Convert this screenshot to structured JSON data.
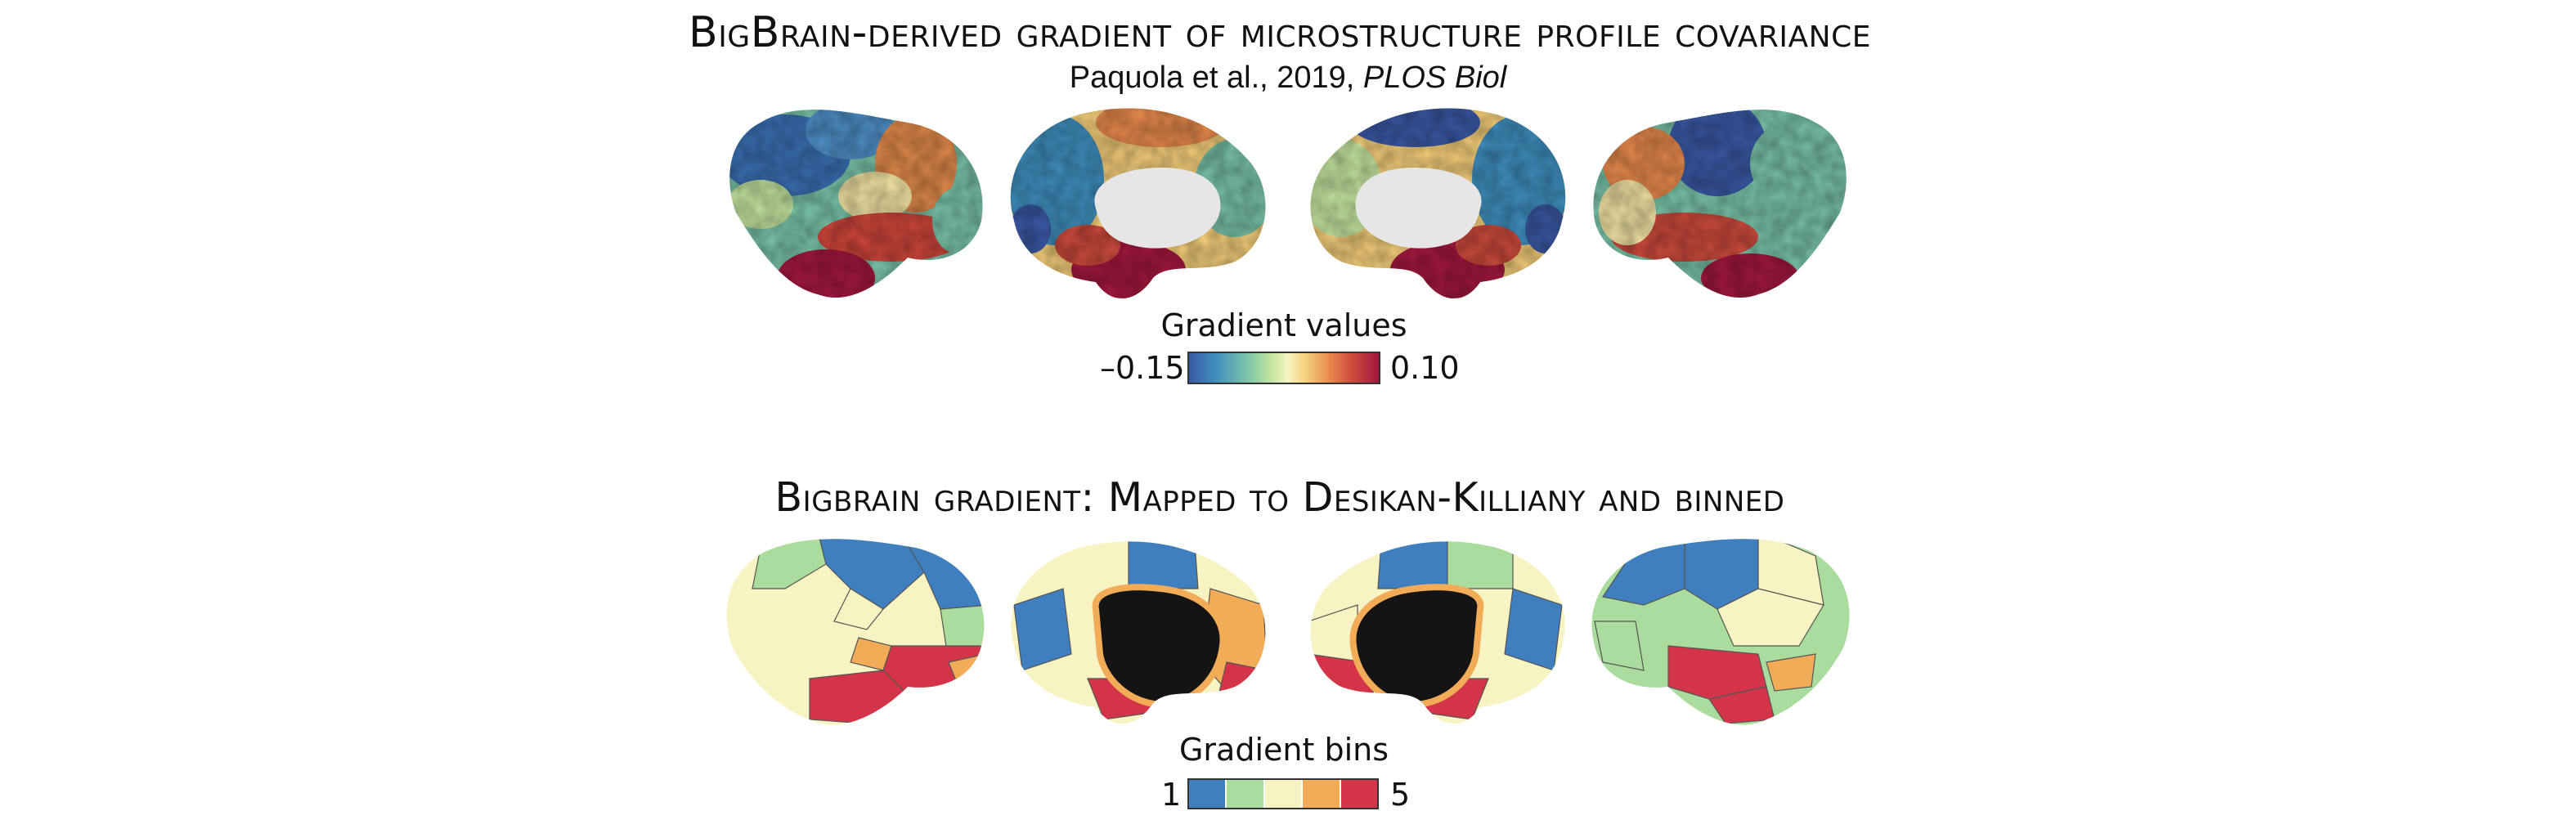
{
  "top_panel": {
    "title": "BigBrain-derived gradient of microstructure profile covariance",
    "citation_text": "Paquola et al., 2019, ",
    "citation_journal": "PLOS Biol",
    "legend": {
      "title": "Gradient values",
      "min_label": "–0.15",
      "max_label": "0.10",
      "min_value": -0.15,
      "max_value": 0.1
    },
    "views": [
      "left-lateral",
      "left-medial",
      "right-medial",
      "right-lateral"
    ]
  },
  "bottom_panel": {
    "title": "Bigbrain gradient: Mapped to Desikan-Killiany and binned",
    "legend": {
      "title": "Gradient bins",
      "min_label": "1",
      "max_label": "5",
      "bin_colors": [
        "#3f7fc0",
        "#a9dc9d",
        "#f7f3c2",
        "#f2ab57",
        "#d4344a"
      ]
    },
    "views": [
      "left-lateral",
      "left-medial",
      "right-medial",
      "right-lateral"
    ]
  },
  "colors": {
    "bin1": "#3f7fc0",
    "bin2": "#a9dc9d",
    "bin3": "#f7f3c2",
    "bin4": "#f2ab57",
    "bin5": "#d4344a",
    "medial_wall_top": "#e6e6e6",
    "medial_wall_bottom": "#141414"
  }
}
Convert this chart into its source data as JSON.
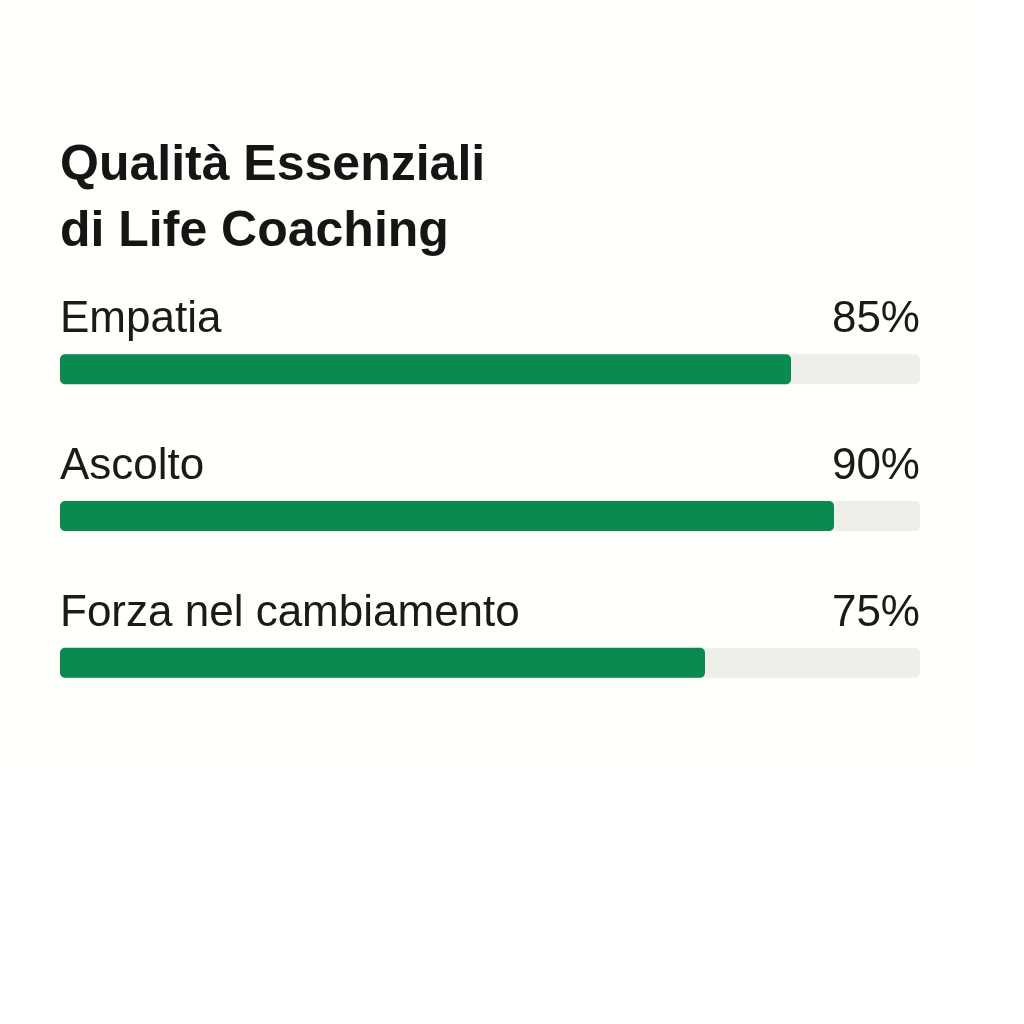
{
  "chart_data": {
    "type": "bar",
    "orientation": "horizontal",
    "title": "Qualità Essenziali di Life Coaching",
    "categories": [
      "Empatia",
      "Ascolto",
      "Forza nel cambiamento"
    ],
    "values": [
      85,
      90,
      75
    ],
    "color": "#0b8a50",
    "value_labels": [
      "85%",
      "90%",
      "75%"
    ],
    "xlim": [
      0,
      100
    ],
    "tick_labels": false
  }
}
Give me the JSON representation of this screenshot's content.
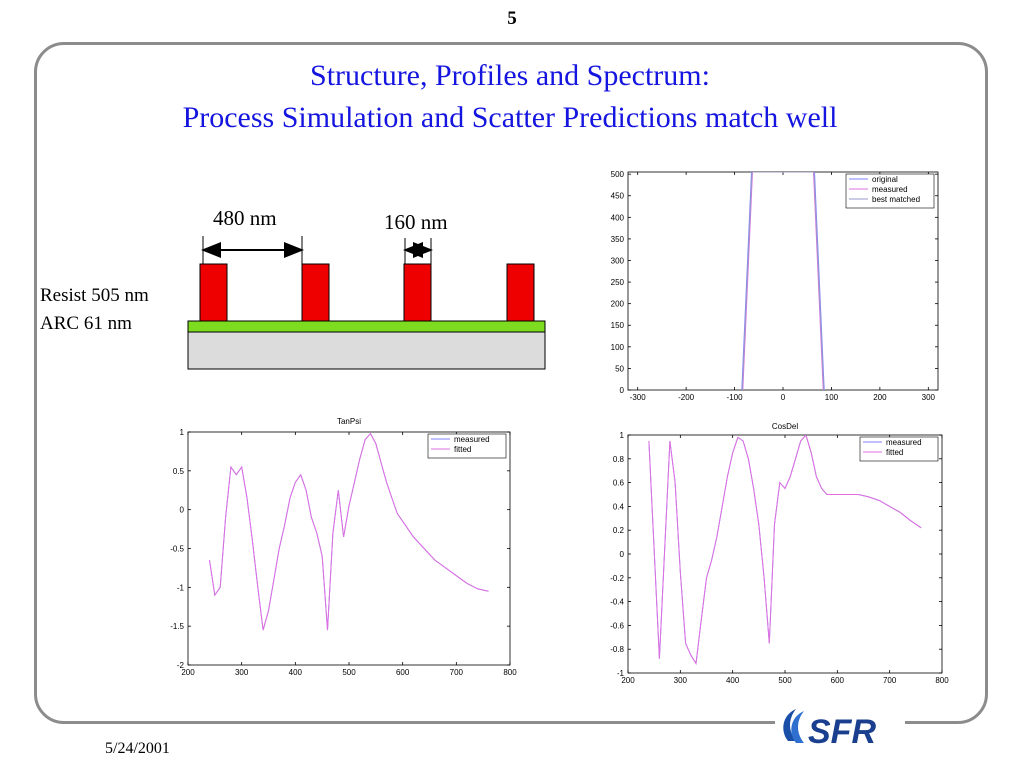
{
  "page_number": "5",
  "title_line1": "Structure, Profiles and Spectrum:",
  "title_line2": "Process Simulation and Scatter Predictions match well",
  "footer_date": "5/24/2001",
  "logo_text": "SFR",
  "structure": {
    "pitch_label": "480 nm",
    "width_label": "160 nm",
    "resist_label": "Resist 505 nm",
    "arc_label": "ARC 61 nm",
    "colors": {
      "resist": "#ee0000",
      "arc": "#7ddc1f",
      "substrate": "#dcdcdc"
    }
  },
  "colors": {
    "title": "#1515e0",
    "line_blue": "#8080ff",
    "line_magenta": "#e070e0"
  },
  "chart_data": [
    {
      "type": "line",
      "id": "profile",
      "title": "",
      "xlabel": "",
      "ylabel": "",
      "xlim": [
        -320,
        320
      ],
      "ylim": [
        0,
        505
      ],
      "xticks": [
        -300,
        -200,
        -100,
        0,
        100,
        200,
        300
      ],
      "yticks": [
        0,
        50,
        100,
        150,
        200,
        250,
        300,
        350,
        400,
        450,
        500
      ],
      "legend": "top-right",
      "series": [
        {
          "name": "original",
          "x": [
            -85,
            -65,
            65,
            85
          ],
          "y": [
            0,
            505,
            505,
            0
          ]
        },
        {
          "name": "measured",
          "x": [
            -83,
            -63,
            63,
            83
          ],
          "y": [
            0,
            505,
            505,
            0
          ]
        },
        {
          "name": "best matched",
          "x": [
            -84,
            -64,
            64,
            84
          ],
          "y": [
            0,
            505,
            505,
            0
          ]
        }
      ]
    },
    {
      "type": "line",
      "id": "tanpsi",
      "title": "TanPsi",
      "xlabel": "",
      "ylabel": "",
      "xlim": [
        200,
        800
      ],
      "ylim": [
        -2,
        1
      ],
      "xticks": [
        200,
        300,
        400,
        500,
        600,
        700,
        800
      ],
      "yticks": [
        -2,
        -1.5,
        -1,
        -0.5,
        0,
        0.5,
        1
      ],
      "legend": "top-right",
      "series": [
        {
          "name": "measured",
          "x": [
            240,
            250,
            260,
            270,
            280,
            290,
            300,
            310,
            320,
            330,
            340,
            350,
            360,
            370,
            380,
            390,
            400,
            410,
            420,
            430,
            440,
            450,
            460,
            470,
            480,
            490,
            500,
            510,
            520,
            530,
            540,
            550,
            560,
            570,
            580,
            590,
            600,
            620,
            640,
            660,
            680,
            700,
            720,
            740,
            760
          ],
          "y": [
            -0.65,
            -1.1,
            -1.0,
            -0.1,
            0.55,
            0.45,
            0.55,
            0.15,
            -0.4,
            -1.0,
            -1.55,
            -1.3,
            -0.9,
            -0.5,
            -0.2,
            0.15,
            0.35,
            0.45,
            0.25,
            -0.1,
            -0.3,
            -0.6,
            -1.55,
            -0.3,
            0.25,
            -0.35,
            0.05,
            0.35,
            0.65,
            0.9,
            0.98,
            0.85,
            0.6,
            0.35,
            0.15,
            -0.05,
            -0.15,
            -0.35,
            -0.5,
            -0.65,
            -0.75,
            -0.85,
            -0.95,
            -1.02,
            -1.05
          ]
        },
        {
          "name": "fitted",
          "x": [
            240,
            250,
            260,
            270,
            280,
            290,
            300,
            310,
            320,
            330,
            340,
            350,
            360,
            370,
            380,
            390,
            400,
            410,
            420,
            430,
            440,
            450,
            460,
            470,
            480,
            490,
            500,
            510,
            520,
            530,
            540,
            550,
            560,
            570,
            580,
            590,
            600,
            620,
            640,
            660,
            680,
            700,
            720,
            740,
            760
          ],
          "y": [
            -0.65,
            -1.1,
            -1.0,
            -0.1,
            0.55,
            0.45,
            0.55,
            0.15,
            -0.4,
            -1.0,
            -1.55,
            -1.3,
            -0.9,
            -0.5,
            -0.2,
            0.15,
            0.35,
            0.45,
            0.25,
            -0.1,
            -0.3,
            -0.6,
            -1.55,
            -0.3,
            0.25,
            -0.35,
            0.05,
            0.35,
            0.65,
            0.9,
            0.98,
            0.85,
            0.6,
            0.35,
            0.15,
            -0.05,
            -0.15,
            -0.35,
            -0.5,
            -0.65,
            -0.75,
            -0.85,
            -0.95,
            -1.02,
            -1.05
          ]
        }
      ]
    },
    {
      "type": "line",
      "id": "cosdel",
      "title": "CosDel",
      "xlabel": "",
      "ylabel": "",
      "xlim": [
        200,
        800
      ],
      "ylim": [
        -1,
        1
      ],
      "xticks": [
        200,
        300,
        400,
        500,
        600,
        700,
        800
      ],
      "yticks": [
        -1,
        -0.8,
        -0.6,
        -0.4,
        -0.2,
        0,
        0.2,
        0.4,
        0.6,
        0.8,
        1
      ],
      "legend": "top-right",
      "series": [
        {
          "name": "measured",
          "x": [
            240,
            260,
            280,
            290,
            300,
            310,
            320,
            330,
            340,
            350,
            360,
            370,
            380,
            390,
            400,
            410,
            420,
            430,
            440,
            450,
            460,
            470,
            480,
            490,
            500,
            510,
            520,
            530,
            540,
            550,
            560,
            570,
            580,
            600,
            620,
            640,
            660,
            680,
            700,
            720,
            740,
            760
          ],
          "y": [
            0.95,
            -0.88,
            0.95,
            0.6,
            -0.15,
            -0.75,
            -0.85,
            -0.92,
            -0.55,
            -0.2,
            -0.05,
            0.15,
            0.4,
            0.65,
            0.85,
            0.98,
            0.95,
            0.8,
            0.55,
            0.25,
            -0.2,
            -0.75,
            0.25,
            0.6,
            0.55,
            0.65,
            0.8,
            0.95,
            1.0,
            0.85,
            0.65,
            0.55,
            0.5,
            0.5,
            0.5,
            0.5,
            0.48,
            0.45,
            0.4,
            0.35,
            0.28,
            0.22
          ]
        },
        {
          "name": "fitted",
          "x": [
            240,
            260,
            280,
            290,
            300,
            310,
            320,
            330,
            340,
            350,
            360,
            370,
            380,
            390,
            400,
            410,
            420,
            430,
            440,
            450,
            460,
            470,
            480,
            490,
            500,
            510,
            520,
            530,
            540,
            550,
            560,
            570,
            580,
            600,
            620,
            640,
            660,
            680,
            700,
            720,
            740,
            760
          ],
          "y": [
            0.95,
            -0.88,
            0.95,
            0.6,
            -0.15,
            -0.75,
            -0.85,
            -0.92,
            -0.55,
            -0.2,
            -0.05,
            0.15,
            0.4,
            0.65,
            0.85,
            0.98,
            0.95,
            0.8,
            0.55,
            0.25,
            -0.2,
            -0.75,
            0.25,
            0.6,
            0.55,
            0.65,
            0.8,
            0.95,
            1.0,
            0.85,
            0.65,
            0.55,
            0.5,
            0.5,
            0.5,
            0.5,
            0.48,
            0.45,
            0.4,
            0.35,
            0.28,
            0.22
          ]
        }
      ]
    }
  ]
}
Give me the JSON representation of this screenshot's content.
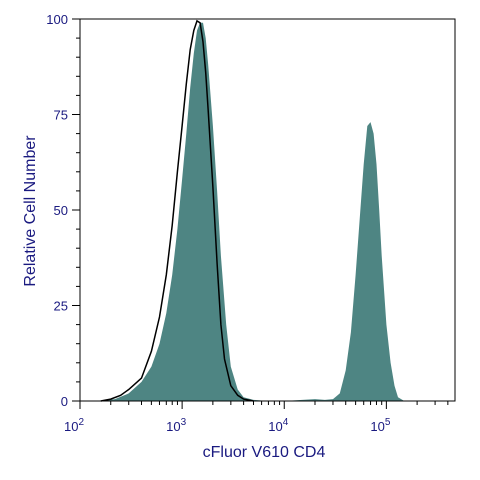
{
  "chart_data": {
    "type": "area",
    "xlabel": "cFluor V610 CD4",
    "ylabel": "Relative Cell Number",
    "xscale": "log",
    "xlim": [
      100,
      470000
    ],
    "ylim": [
      0,
      100
    ],
    "grid": false,
    "legend": "none",
    "x_ticks": [
      {
        "value": 100,
        "base": "10",
        "exp": "2"
      },
      {
        "value": 1000,
        "base": "10",
        "exp": "3"
      },
      {
        "value": 10000,
        "base": "10",
        "exp": "4"
      },
      {
        "value": 100000,
        "base": "10",
        "exp": "5"
      }
    ],
    "y_ticks": [
      0,
      25,
      50,
      75,
      100
    ],
    "series": [
      {
        "style": "filled",
        "color": "#4e8583",
        "points": [
          [
            150,
            0
          ],
          [
            220,
            0.5
          ],
          [
            300,
            2
          ],
          [
            400,
            5
          ],
          [
            500,
            9
          ],
          [
            600,
            15
          ],
          [
            700,
            23
          ],
          [
            800,
            33
          ],
          [
            900,
            45
          ],
          [
            1000,
            58
          ],
          [
            1100,
            70
          ],
          [
            1200,
            82
          ],
          [
            1300,
            91
          ],
          [
            1400,
            97
          ],
          [
            1500,
            99
          ],
          [
            1600,
            99
          ],
          [
            1700,
            95
          ],
          [
            1800,
            88
          ],
          [
            2000,
            72
          ],
          [
            2200,
            55
          ],
          [
            2400,
            38
          ],
          [
            2700,
            20
          ],
          [
            3000,
            9
          ],
          [
            3500,
            3
          ],
          [
            4000,
            1
          ],
          [
            5000,
            0.3
          ],
          [
            7000,
            0
          ],
          [
            10000,
            0
          ],
          [
            15000,
            0.3
          ],
          [
            20000,
            0.5
          ],
          [
            25000,
            0.3
          ],
          [
            30000,
            0.5
          ],
          [
            35000,
            2
          ],
          [
            40000,
            8
          ],
          [
            45000,
            18
          ],
          [
            50000,
            33
          ],
          [
            55000,
            48
          ],
          [
            60000,
            62
          ],
          [
            65000,
            72
          ],
          [
            70000,
            73
          ],
          [
            75000,
            70
          ],
          [
            80000,
            62
          ],
          [
            85000,
            50
          ],
          [
            90000,
            38
          ],
          [
            100000,
            20
          ],
          [
            110000,
            10
          ],
          [
            120000,
            4
          ],
          [
            130000,
            1
          ],
          [
            150000,
            0
          ]
        ]
      },
      {
        "style": "outline",
        "color": "#000000",
        "points": [
          [
            160,
            0
          ],
          [
            200,
            0.5
          ],
          [
            250,
            1.5
          ],
          [
            300,
            3
          ],
          [
            400,
            6
          ],
          [
            500,
            13
          ],
          [
            600,
            22
          ],
          [
            700,
            33
          ],
          [
            800,
            46
          ],
          [
            900,
            60
          ],
          [
            1000,
            72
          ],
          [
            1100,
            83
          ],
          [
            1200,
            92
          ],
          [
            1300,
            97
          ],
          [
            1400,
            99.5
          ],
          [
            1500,
            99
          ],
          [
            1600,
            94
          ],
          [
            1700,
            86
          ],
          [
            1800,
            76
          ],
          [
            2000,
            56
          ],
          [
            2200,
            36
          ],
          [
            2400,
            20
          ],
          [
            2600,
            11
          ],
          [
            3000,
            4
          ],
          [
            3500,
            1.5
          ],
          [
            4000,
            0.5
          ],
          [
            5000,
            0
          ]
        ]
      }
    ]
  }
}
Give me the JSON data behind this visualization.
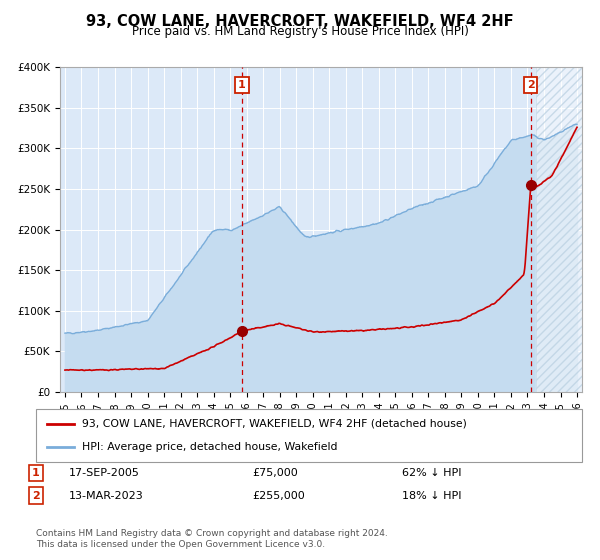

» **WHAT YOU HAVE TO DO**: Extract every line above that contains the word "JSON".

» **COMPLETED TASK**:
Convert this screenshot to structured JSON data.
Convert this chart into its source data as JSON.
Give me the JSON representation of this screenshot's content.
Give me the JSON representation of this screenshot's content.
Give me the JSON data behind this visualization.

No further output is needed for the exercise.